**Da svolgere**
**a)** Puoi aggiornare il brano sulla soggettività riscrivendo la parte che si apre con le parole "Sino ad ora" e si chiude con "coscienza sociale.", mettendo "mente" al posto di "psiche"?
**b)** Puoi trascrivere senza alcuna modifica soltanto le righe dell'elenco che vanno da quella contenente "volume-bar (674, 522, 676, 525)" a quella contenente "volume-bar (332, 521, 334, 525)", estremi compresi?

**Testo di partenza**
++++++++++
Può sopravvivere allo spaesamento generato dalla perdita di orientamenti certi
e durevoli?
Può
rapportarsi ad un potere anch’esso cosificato e cosificante, com’è quello
presente, ormai simbiotico all’automatismo del modello economico che ci sta di
fronte?
Può
accettare che la figura simbolica del padre docente non sia più collocata nel
passato, ma sia espressione ormai dello sconosciuto futuro e che in esso
alloggi?
Sino ad ora
ci siamo ritenuti responsabili soltanto di ciò di cui abbiamo consapevolezza.
Abbiamo
ignorato che sia le nostre azioni consapevoli sia quelle inconsapevoli
producono effetti sull’ambiente.
Forse
iniziamo oggi a comprendere che le attività di quelle parti della psiche,
sempre ignorate dalla storiografia e dalla collettività in quanto ritenute
separate dalla coscienza (perché esterne al territorio di cui la coscienza si
fa carico), devono oggi essere reintegrate entro la responsabilità della
coscienza sociale.
Ciò
comporta questioni importantissime che già forse inconsapevolmente, ma con
determinazione, sono apparse nel travaglio dell’arte del primo 900.
In sintesi,
in quel travaglio credo fosse decisiva la necessità di sperimentare una nuova
forma della soggettività capace di contenere in sé nel contempo sia il soggetto
consapevole, sia quello inconsapevole; sia il progetto, sia la casualità; e –
io aggiungerei – sia la storia, sia i nuovi ibridi causati da eventi
dimensionali, cioè, come già detto, da particelle di a-storia, di cui forse il
processo di industrializzazione anticipava una possibile rappresentazione.
Quegli
artisti del primo ‘900, per vie diverse, avevano presagito e percepito la crisi
della forma storica di un soggetto che muoveva da certezze che, se pur negate,
restavano comunque per lui l’orientamento; soggetto che pretendeva di
controllare tutto e di riportare ai propri schemi l’azione della casualità,
negando ad essa la sua libertà.
++++++++++
Elenchi di elementi e regioni:
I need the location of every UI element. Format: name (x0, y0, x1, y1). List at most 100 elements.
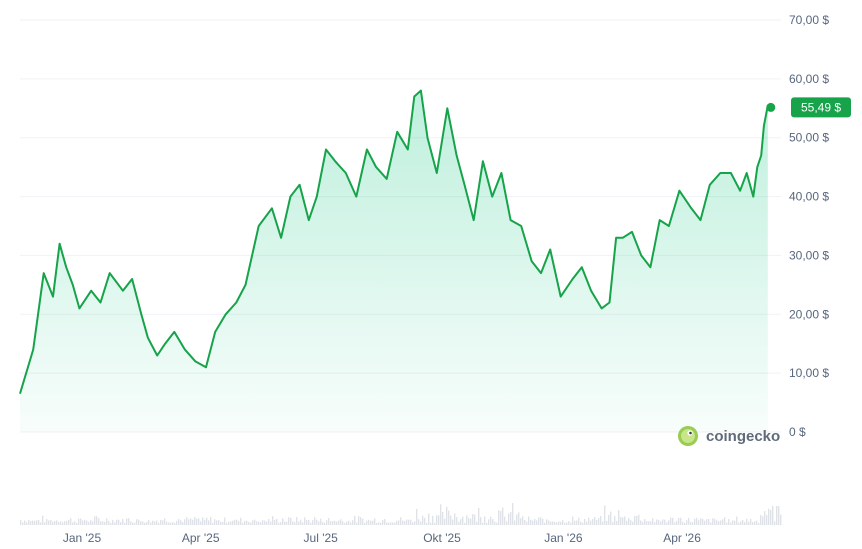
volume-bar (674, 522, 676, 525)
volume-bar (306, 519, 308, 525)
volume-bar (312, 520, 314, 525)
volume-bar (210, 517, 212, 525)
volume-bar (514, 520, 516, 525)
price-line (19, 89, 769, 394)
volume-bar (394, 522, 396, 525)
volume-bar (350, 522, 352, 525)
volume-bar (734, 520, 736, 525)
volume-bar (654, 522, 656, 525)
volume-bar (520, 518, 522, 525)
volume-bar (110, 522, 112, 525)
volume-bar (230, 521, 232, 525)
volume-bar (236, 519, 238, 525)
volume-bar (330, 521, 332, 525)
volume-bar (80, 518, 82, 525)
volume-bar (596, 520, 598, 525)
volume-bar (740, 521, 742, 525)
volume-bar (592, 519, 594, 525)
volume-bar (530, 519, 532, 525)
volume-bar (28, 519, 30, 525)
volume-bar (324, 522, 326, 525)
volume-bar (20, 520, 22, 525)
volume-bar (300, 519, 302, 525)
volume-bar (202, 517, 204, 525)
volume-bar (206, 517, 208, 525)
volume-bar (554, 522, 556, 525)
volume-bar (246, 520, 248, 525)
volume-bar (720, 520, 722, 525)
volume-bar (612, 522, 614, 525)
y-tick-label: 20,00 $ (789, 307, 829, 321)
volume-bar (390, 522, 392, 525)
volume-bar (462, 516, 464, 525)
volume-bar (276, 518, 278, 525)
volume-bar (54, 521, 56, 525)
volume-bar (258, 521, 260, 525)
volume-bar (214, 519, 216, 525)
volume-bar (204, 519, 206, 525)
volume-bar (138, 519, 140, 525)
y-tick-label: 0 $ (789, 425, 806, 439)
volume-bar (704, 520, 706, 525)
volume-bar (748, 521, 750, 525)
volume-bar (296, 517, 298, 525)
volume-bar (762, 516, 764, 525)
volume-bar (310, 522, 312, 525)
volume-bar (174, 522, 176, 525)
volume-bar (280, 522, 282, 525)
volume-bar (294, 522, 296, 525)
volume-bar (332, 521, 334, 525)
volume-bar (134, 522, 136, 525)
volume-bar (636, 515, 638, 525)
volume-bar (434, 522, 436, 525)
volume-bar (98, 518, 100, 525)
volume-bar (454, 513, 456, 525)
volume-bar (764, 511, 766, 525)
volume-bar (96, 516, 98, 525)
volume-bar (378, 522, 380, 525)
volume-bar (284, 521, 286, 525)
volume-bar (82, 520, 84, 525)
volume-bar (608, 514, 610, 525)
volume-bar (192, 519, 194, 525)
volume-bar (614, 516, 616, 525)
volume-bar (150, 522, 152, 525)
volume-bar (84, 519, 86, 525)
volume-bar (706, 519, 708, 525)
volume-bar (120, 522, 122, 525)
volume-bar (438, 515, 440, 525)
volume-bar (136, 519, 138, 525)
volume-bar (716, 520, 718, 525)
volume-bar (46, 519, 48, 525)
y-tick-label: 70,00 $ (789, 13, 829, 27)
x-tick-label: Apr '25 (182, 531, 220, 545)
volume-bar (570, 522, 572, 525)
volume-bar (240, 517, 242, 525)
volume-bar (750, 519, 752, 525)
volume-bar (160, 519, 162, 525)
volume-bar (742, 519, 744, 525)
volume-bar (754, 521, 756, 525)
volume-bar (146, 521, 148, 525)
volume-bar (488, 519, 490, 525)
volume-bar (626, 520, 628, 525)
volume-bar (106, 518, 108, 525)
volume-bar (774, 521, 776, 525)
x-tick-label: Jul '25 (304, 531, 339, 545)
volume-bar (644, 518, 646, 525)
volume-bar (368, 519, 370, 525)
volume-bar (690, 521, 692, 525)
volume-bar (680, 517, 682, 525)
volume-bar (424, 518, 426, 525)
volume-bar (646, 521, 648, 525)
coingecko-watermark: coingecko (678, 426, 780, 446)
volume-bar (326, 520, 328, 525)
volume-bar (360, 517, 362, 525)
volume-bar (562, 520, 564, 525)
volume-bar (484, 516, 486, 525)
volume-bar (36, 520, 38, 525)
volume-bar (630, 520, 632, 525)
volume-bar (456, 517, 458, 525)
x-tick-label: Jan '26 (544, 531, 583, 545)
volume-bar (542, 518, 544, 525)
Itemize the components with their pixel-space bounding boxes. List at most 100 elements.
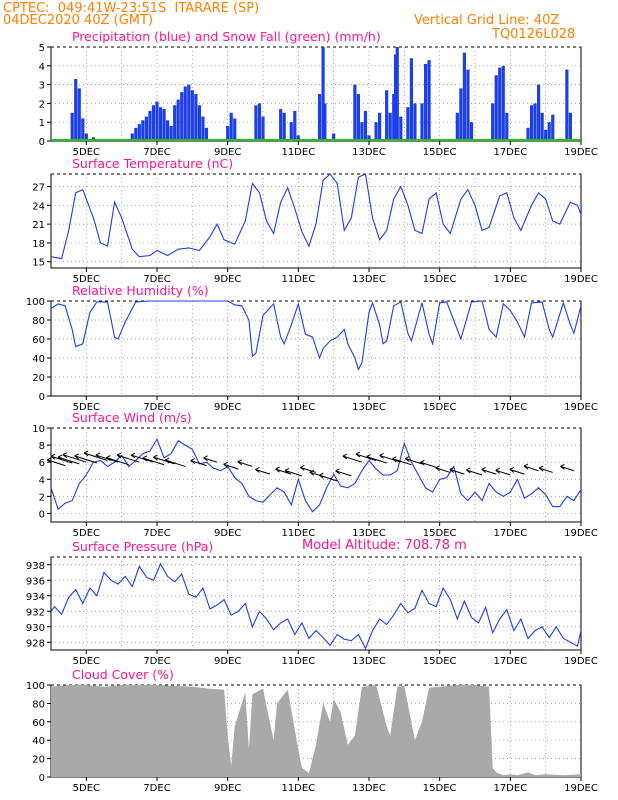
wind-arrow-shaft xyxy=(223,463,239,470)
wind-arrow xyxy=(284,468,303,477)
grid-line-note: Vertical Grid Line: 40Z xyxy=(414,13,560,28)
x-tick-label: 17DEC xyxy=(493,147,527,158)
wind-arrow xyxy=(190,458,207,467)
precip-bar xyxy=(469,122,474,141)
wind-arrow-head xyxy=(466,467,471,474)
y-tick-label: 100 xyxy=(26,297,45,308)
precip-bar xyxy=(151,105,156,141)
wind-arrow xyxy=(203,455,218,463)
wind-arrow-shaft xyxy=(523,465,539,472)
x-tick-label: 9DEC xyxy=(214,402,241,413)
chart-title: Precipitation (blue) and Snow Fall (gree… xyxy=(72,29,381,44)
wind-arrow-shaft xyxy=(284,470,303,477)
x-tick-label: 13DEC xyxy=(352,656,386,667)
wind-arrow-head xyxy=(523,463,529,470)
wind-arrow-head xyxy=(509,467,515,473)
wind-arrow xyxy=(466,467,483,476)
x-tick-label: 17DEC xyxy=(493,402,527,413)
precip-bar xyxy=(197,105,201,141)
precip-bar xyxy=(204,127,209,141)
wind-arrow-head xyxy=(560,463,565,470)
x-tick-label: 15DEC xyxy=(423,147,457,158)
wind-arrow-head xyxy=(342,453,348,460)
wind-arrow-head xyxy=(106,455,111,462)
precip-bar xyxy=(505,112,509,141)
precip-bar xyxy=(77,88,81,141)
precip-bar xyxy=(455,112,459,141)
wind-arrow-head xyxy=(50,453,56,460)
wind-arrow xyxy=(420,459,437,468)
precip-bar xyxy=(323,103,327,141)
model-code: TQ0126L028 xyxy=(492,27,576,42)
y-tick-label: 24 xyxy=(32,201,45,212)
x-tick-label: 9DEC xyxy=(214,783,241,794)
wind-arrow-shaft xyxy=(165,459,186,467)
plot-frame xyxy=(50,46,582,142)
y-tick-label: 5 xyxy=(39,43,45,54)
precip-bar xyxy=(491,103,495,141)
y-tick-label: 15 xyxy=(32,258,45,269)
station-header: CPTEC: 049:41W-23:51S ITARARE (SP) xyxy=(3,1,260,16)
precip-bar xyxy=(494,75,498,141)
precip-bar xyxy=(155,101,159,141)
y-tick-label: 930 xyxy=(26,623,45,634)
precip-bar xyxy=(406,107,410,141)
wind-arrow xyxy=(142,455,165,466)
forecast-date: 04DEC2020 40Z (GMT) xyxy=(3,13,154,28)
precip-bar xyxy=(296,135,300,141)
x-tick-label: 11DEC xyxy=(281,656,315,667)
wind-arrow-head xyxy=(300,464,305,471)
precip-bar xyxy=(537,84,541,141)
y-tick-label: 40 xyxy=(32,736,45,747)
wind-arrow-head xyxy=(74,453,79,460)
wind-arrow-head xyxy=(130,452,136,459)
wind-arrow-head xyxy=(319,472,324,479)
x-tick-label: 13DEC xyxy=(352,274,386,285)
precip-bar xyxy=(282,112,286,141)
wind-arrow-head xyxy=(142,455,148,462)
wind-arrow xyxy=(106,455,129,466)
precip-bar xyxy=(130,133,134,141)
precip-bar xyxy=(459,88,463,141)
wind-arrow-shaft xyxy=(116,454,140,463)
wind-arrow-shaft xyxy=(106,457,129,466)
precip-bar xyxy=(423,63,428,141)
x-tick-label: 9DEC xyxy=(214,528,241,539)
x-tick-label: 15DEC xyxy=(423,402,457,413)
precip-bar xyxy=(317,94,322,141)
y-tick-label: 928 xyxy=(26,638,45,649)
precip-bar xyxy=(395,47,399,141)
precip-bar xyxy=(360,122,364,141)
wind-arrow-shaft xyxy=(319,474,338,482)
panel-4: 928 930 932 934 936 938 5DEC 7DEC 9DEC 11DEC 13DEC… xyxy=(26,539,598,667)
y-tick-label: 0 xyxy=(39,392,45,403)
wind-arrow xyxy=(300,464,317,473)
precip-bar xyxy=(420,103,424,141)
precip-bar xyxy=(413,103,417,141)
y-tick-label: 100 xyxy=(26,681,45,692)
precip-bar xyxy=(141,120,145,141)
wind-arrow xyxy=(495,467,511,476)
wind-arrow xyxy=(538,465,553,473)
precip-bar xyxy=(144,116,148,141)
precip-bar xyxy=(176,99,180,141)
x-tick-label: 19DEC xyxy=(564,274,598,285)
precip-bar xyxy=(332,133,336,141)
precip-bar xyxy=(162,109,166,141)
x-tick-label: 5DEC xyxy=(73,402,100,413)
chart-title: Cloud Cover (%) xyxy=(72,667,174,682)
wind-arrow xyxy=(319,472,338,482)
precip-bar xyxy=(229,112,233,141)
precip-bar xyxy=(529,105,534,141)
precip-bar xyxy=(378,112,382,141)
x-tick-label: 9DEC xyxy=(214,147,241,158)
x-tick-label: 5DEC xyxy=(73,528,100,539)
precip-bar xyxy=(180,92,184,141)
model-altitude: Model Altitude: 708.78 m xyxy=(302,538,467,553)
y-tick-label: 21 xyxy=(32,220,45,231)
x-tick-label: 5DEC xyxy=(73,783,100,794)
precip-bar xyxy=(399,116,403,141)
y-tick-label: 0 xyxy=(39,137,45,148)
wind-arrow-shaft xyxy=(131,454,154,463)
++++++++++
**Soluzioni qui sotto**
**a)**
Sino ad ora
ci siamo ritenuti responsabili soltanto di ciò di cui abbiamo consapevolezza.
Abbiamo
ignorato che sia le nostre azioni consapevoli sia quelle inconsapevoli
producono effetti sull’ambiente.
Forse
iniziamo oggi a comprendere che le attività di quelle parti della mente,
sempre ignorate dalla storiografia e dalla collettività in quanto ritenute
separate dalla coscienza (perché esterne al territorio di cui la coscienza si
fa carico), devono oggi essere reintegrate entro la responsabilità della
coscienza sociale.

**b)**
volume-bar (674, 522, 676, 525)
volume-bar (306, 519, 308, 525)
volume-bar (312, 520, 314, 525)
volume-bar (210, 517, 212, 525)
volume-bar (514, 520, 516, 525)
price-line (19, 89, 769, 394)
volume-bar (394, 522, 396, 525)
volume-bar (350, 522, 352, 525)
volume-bar (734, 520, 736, 525)
volume-bar (654, 522, 656, 525)
volume-bar (520, 518, 522, 525)
volume-bar (110, 522, 112, 525)
volume-bar (230, 521, 232, 525)
volume-bar (236, 519, 238, 525)
volume-bar (330, 521, 332, 525)
volume-bar (80, 518, 82, 525)
volume-bar (596, 520, 598, 525)
volume-bar (740, 521, 742, 525)
volume-bar (592, 519, 594, 525)
volume-bar (530, 519, 532, 525)
volume-bar (28, 519, 30, 525)
volume-bar (324, 522, 326, 525)
volume-bar (20, 520, 22, 525)
volume-bar (300, 519, 302, 525)
volume-bar (202, 517, 204, 525)
volume-bar (206, 517, 208, 525)
volume-bar (554, 522, 556, 525)
volume-bar (246, 520, 248, 525)
volume-bar (720, 520, 722, 525)
volume-bar (612, 522, 614, 525)
y-tick-label: 20,00 $ (789, 307, 829, 321)
volume-bar (390, 522, 392, 525)
volume-bar (462, 516, 464, 525)
volume-bar (276, 518, 278, 525)
volume-bar (54, 521, 56, 525)
volume-bar (258, 521, 260, 525)
volume-bar (214, 519, 216, 525)
volume-bar (204, 519, 206, 525)
volume-bar (138, 519, 140, 525)
y-tick-label: 0 $ (789, 425, 806, 439)
volume-bar (704, 520, 706, 525)
volume-bar (748, 521, 750, 525)
volume-bar (296, 517, 298, 525)
volume-bar (762, 516, 764, 525)
volume-bar (310, 522, 312, 525)
volume-bar (174, 522, 176, 525)
volume-bar (280, 522, 282, 525)
volume-bar (294, 522, 296, 525)
volume-bar (332, 521, 334, 525)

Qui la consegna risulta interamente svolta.